_WRITTEN TASK_
In the copy, include every entry exactly but none of the images.

[Extracted data entries]
^^^^^^^^
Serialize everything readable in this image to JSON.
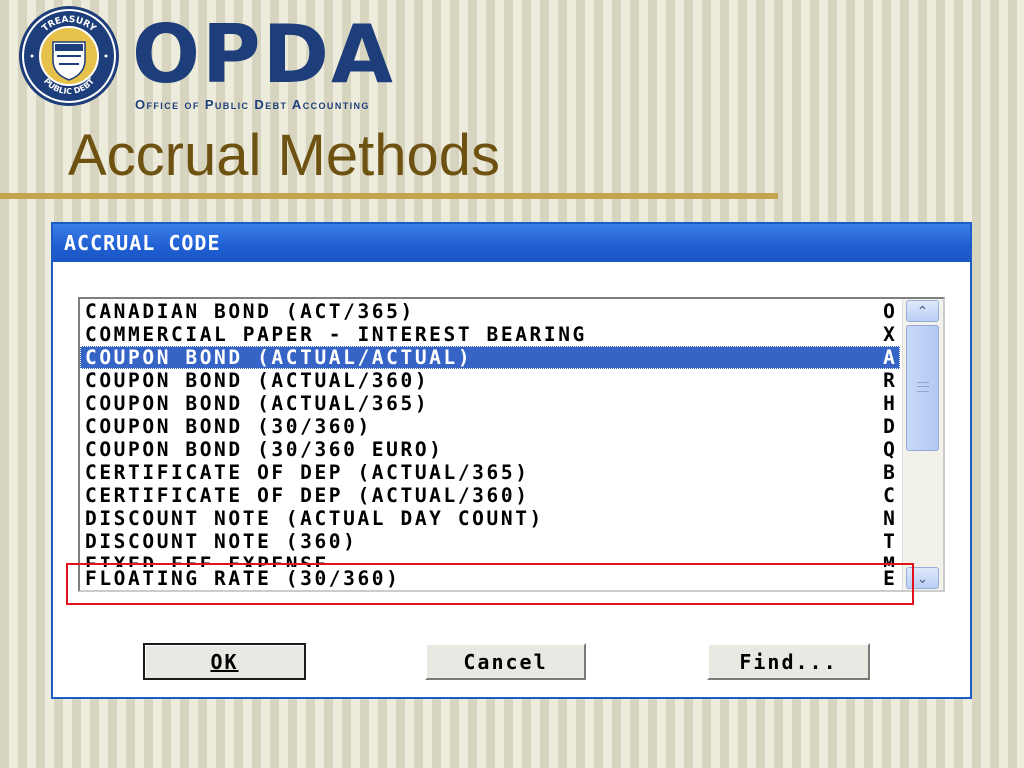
{
  "header": {
    "logo_text": "OPDA",
    "logo_subtitle": "Office of Public Debt Accounting",
    "seal_text_top": "TREASURY",
    "seal_text_bottom": "PUBLIC DEBT"
  },
  "slide": {
    "title": "Accrual Methods"
  },
  "dialog": {
    "title": "ACCRUAL CODE",
    "items": [
      {
        "description": "CANADIAN BOND (ACT/365)",
        "code": "O"
      },
      {
        "description": "COMMERCIAL PAPER - INTEREST BEARING",
        "code": "X"
      },
      {
        "description": "COUPON BOND (ACTUAL/ACTUAL)",
        "code": "A"
      },
      {
        "description": "COUPON BOND (ACTUAL/360)",
        "code": "R"
      },
      {
        "description": "COUPON BOND (ACTUAL/365)",
        "code": "H"
      },
      {
        "description": "COUPON BOND (30/360)",
        "code": "D"
      },
      {
        "description": "COUPON BOND (30/360 EURO)",
        "code": "Q"
      },
      {
        "description": "CERTIFICATE OF DEP (ACTUAL/365)",
        "code": "B"
      },
      {
        "description": "CERTIFICATE OF DEP (ACTUAL/360)",
        "code": "C"
      },
      {
        "description": "DISCOUNT NOTE (ACTUAL DAY COUNT)",
        "code": "N"
      },
      {
        "description": "DISCOUNT NOTE (360)",
        "code": "T"
      },
      {
        "description": "FIXED FEE EXPENSE",
        "code": "M"
      },
      {
        "description": "FLOATING RATE (30/360)",
        "code": "E"
      }
    ],
    "selected_index": 2,
    "highlighted_index": 12,
    "buttons": {
      "ok_label": "OK",
      "cancel_label": "Cancel",
      "find_label": "Find..."
    }
  },
  "colors": {
    "title_bar": "#1f5fd3",
    "selection": "#3563c6",
    "highlight_box": "#e0141c",
    "slide_title": "#6e5212",
    "logo": "#1d3e7a"
  }
}
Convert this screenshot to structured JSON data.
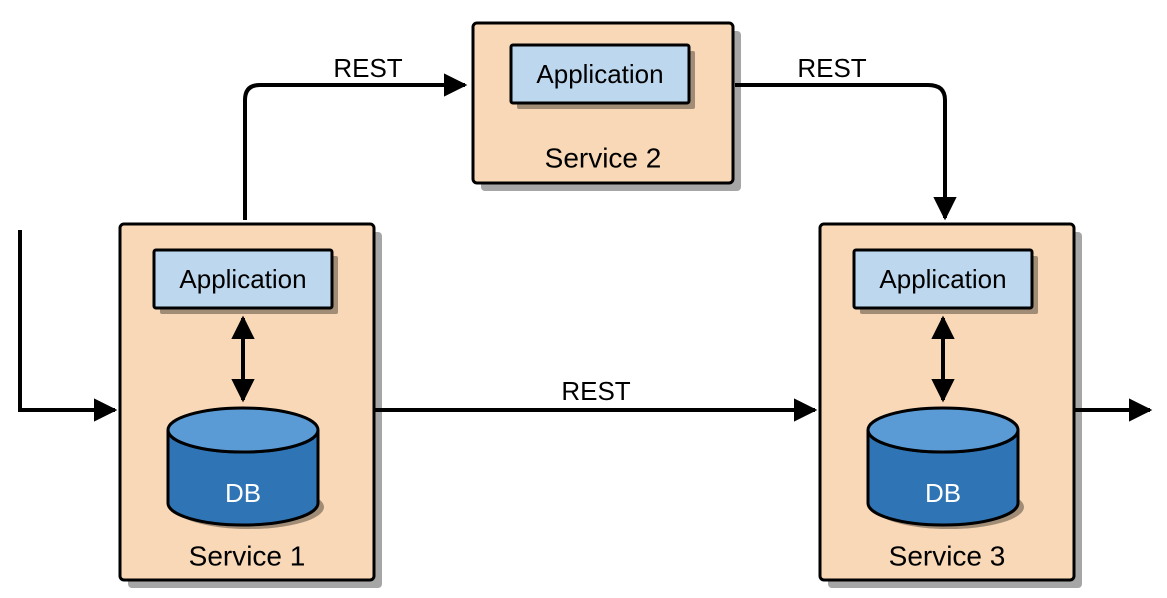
{
  "nodes": {
    "s1": {
      "title": "Service 1",
      "app_label": "Application",
      "db_label": "DB"
    },
    "s2": {
      "title": "Service 2",
      "app_label": "Application"
    },
    "s3": {
      "title": "Service 3",
      "app_label": "Application",
      "db_label": "DB"
    }
  },
  "edges": {
    "s1_s2": "REST",
    "s2_s3": "REST",
    "s1_s3": "REST"
  }
}
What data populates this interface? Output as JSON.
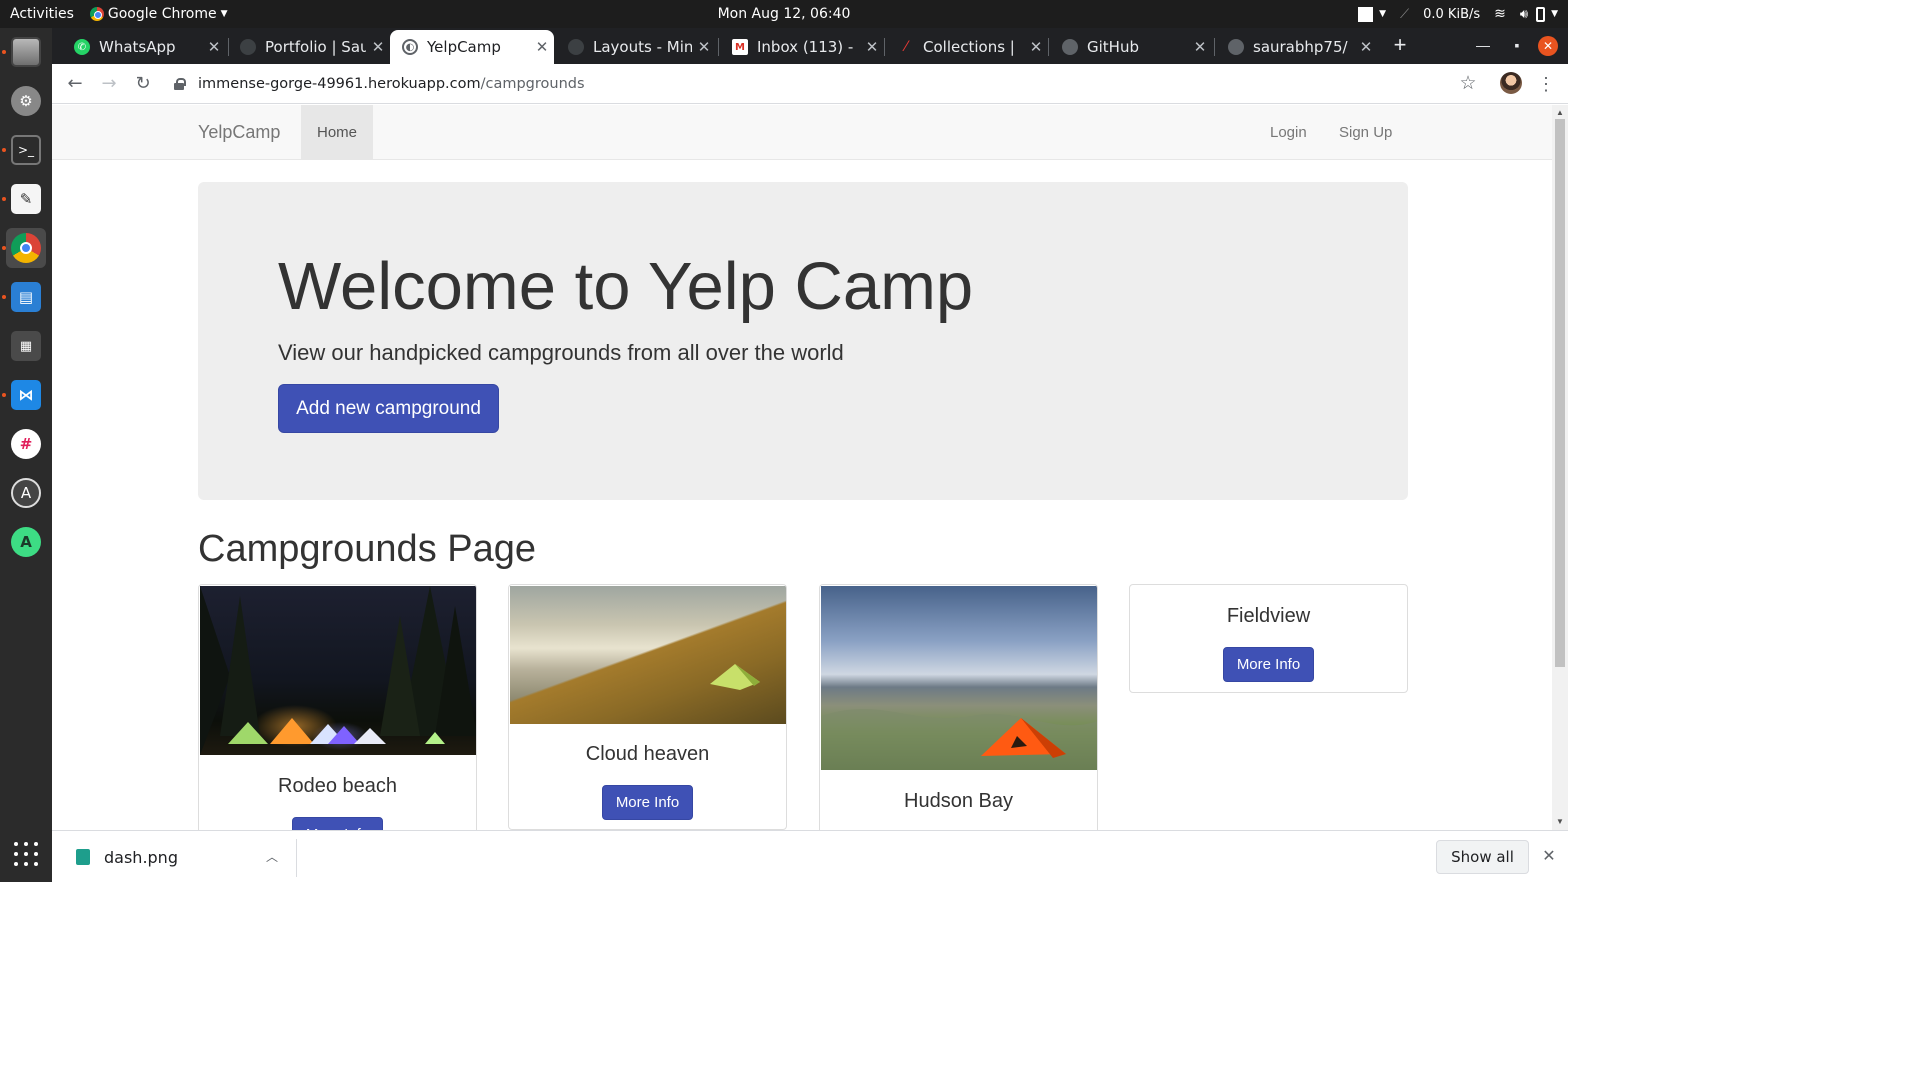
{
  "system": {
    "activities": "Activities",
    "app_name": "Google Chrome",
    "clock": "Mon Aug 12, 06:40",
    "net_speed": "0.0 KiB/s"
  },
  "dock": {
    "items": [
      "files-icon",
      "tools-icon",
      "terminal-icon",
      "text-editor-icon",
      "chrome-icon",
      "writer-icon",
      "calculator-icon",
      "vscode-icon",
      "slack-icon",
      "software-center-icon",
      "android-studio-icon"
    ]
  },
  "browser": {
    "tabs": [
      {
        "title": "WhatsApp"
      },
      {
        "title": "Portfolio | Sau"
      },
      {
        "title": "YelpCamp"
      },
      {
        "title": "Layouts - Min"
      },
      {
        "title": "Inbox (113) -"
      },
      {
        "title": "Collections |"
      },
      {
        "title": "GitHub"
      },
      {
        "title": "saurabhp75/"
      }
    ],
    "url_host": "immense-gorge-49961.herokuapp.com",
    "url_path": "/campgrounds"
  },
  "site": {
    "brand": "YelpCamp",
    "nav_home": "Home",
    "nav_login": "Login",
    "nav_signup": "Sign Up",
    "jumbo_title": "Welcome to Yelp Camp",
    "jumbo_sub": "View our handpicked campgrounds from all over the world",
    "add_button": "Add new campground",
    "section_title": "Campgrounds Page",
    "more_info": "More Info",
    "campgrounds": [
      {
        "name": "Rodeo beach"
      },
      {
        "name": "Cloud heaven"
      },
      {
        "name": "Hudson Bay"
      },
      {
        "name": "Fieldview"
      }
    ]
  },
  "downloads": {
    "file": "dash.png",
    "show_all": "Show all"
  },
  "colors": {
    "primary_button": "#3f51b5",
    "navbar_bg": "#f8f8f8",
    "jumbotron_bg": "#eeeeee"
  }
}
^^^^^^^^
_WRITTEN SOLUTION_
Serialize everything readable in this image to JSON.
{
  "header": {
    "logo_text": "OPDA",
    "logo_subtitle": "Office of Public Debt Accounting",
    "seal_text_top": "TREASURY",
    "seal_text_bottom": "PUBLIC DEBT"
  },
  "slide": {
    "title": "Accrual Methods"
  },
  "dialog": {
    "title": "ACCRUAL CODE",
    "items": [
      {
        "description": "CANADIAN BOND (ACT/365)",
        "code": "O"
      },
      {
        "description": "COMMERCIAL PAPER - INTEREST BEARING",
        "code": "X"
      },
      {
        "description": "COUPON BOND (ACTUAL/ACTUAL)",
        "code": "A"
      },
      {
        "description": "COUPON BOND (ACTUAL/360)",
        "code": "R"
      },
      {
        "description": "COUPON BOND (ACTUAL/365)",
        "code": "H"
      },
      {
        "description": "COUPON BOND (30/360)",
        "code": "D"
      },
      {
        "description": "COUPON BOND (30/360 EURO)",
        "code": "Q"
      },
      {
        "description": "CERTIFICATE OF DEP (ACTUAL/365)",
        "code": "B"
      },
      {
        "description": "CERTIFICATE OF DEP (ACTUAL/360)",
        "code": "C"
      },
      {
        "description": "DISCOUNT NOTE (ACTUAL DAY COUNT)",
        "code": "N"
      },
      {
        "description": "DISCOUNT NOTE (360)",
        "code": "T"
      },
      {
        "description": "FIXED FEE EXPENSE",
        "code": "M"
      },
      {
        "description": "FLOATING RATE (30/360)",
        "code": "E"
      }
    ],
    "selected_index": 2,
    "highlighted_index": 12,
    "buttons": {
      "ok_label": "OK",
      "cancel_label": "Cancel",
      "find_label": "Find..."
    }
  },
  "colors": {
    "title_bar": "#1f5fd3",
    "selection": "#3563c6",
    "highlight_box": "#e0141c",
    "slide_title": "#6e5212",
    "logo": "#1d3e7a"
  }
}
Convert this screenshot to structured JSON data.
{
  "nodes": {
    "s1": {
      "title": "Service 1",
      "app_label": "Application",
      "db_label": "DB"
    },
    "s2": {
      "title": "Service 2",
      "app_label": "Application"
    },
    "s3": {
      "title": "Service 3",
      "app_label": "Application",
      "db_label": "DB"
    }
  },
  "edges": {
    "s1_s2": "REST",
    "s2_s3": "REST",
    "s1_s3": "REST"
  }
}
What data populates this interface? Output as JSON.
{
  "system": {
    "activities": "Activities",
    "app_name": "Google Chrome",
    "clock": "Mon Aug 12, 06:40",
    "net_speed": "0.0 KiB/s"
  },
  "dock": {
    "items": [
      "files-icon",
      "tools-icon",
      "terminal-icon",
      "text-editor-icon",
      "chrome-icon",
      "writer-icon",
      "calculator-icon",
      "vscode-icon",
      "slack-icon",
      "software-center-icon",
      "android-studio-icon"
    ]
  },
  "browser": {
    "tabs": [
      {
        "title": "WhatsApp"
      },
      {
        "title": "Portfolio | Sau"
      },
      {
        "title": "YelpCamp"
      },
      {
        "title": "Layouts - Min"
      },
      {
        "title": "Inbox (113) -"
      },
      {
        "title": "Collections |"
      },
      {
        "title": "GitHub"
      },
      {
        "title": "saurabhp75/"
      }
    ],
    "url_host": "immense-gorge-49961.herokuapp.com",
    "url_path": "/campgrounds"
  },
  "site": {
    "brand": "YelpCamp",
    "nav_home": "Home",
    "nav_login": "Login",
    "nav_signup": "Sign Up",
    "jumbo_title": "Welcome to Yelp Camp",
    "jumbo_sub": "View our handpicked campgrounds from all over the world",
    "add_button": "Add new campground",
    "section_title": "Campgrounds Page",
    "more_info": "More Info",
    "campgrounds": [
      {
        "name": "Rodeo beach"
      },
      {
        "name": "Cloud heaven"
      },
      {
        "name": "Hudson Bay"
      },
      {
        "name": "Fieldview"
      }
    ]
  },
  "downloads": {
    "file": "dash.png",
    "show_all": "Show all"
  },
  "colors": {
    "primary_button": "#3f51b5",
    "navbar_bg": "#f8f8f8",
    "jumbotron_bg": "#eeeeee"
  }
}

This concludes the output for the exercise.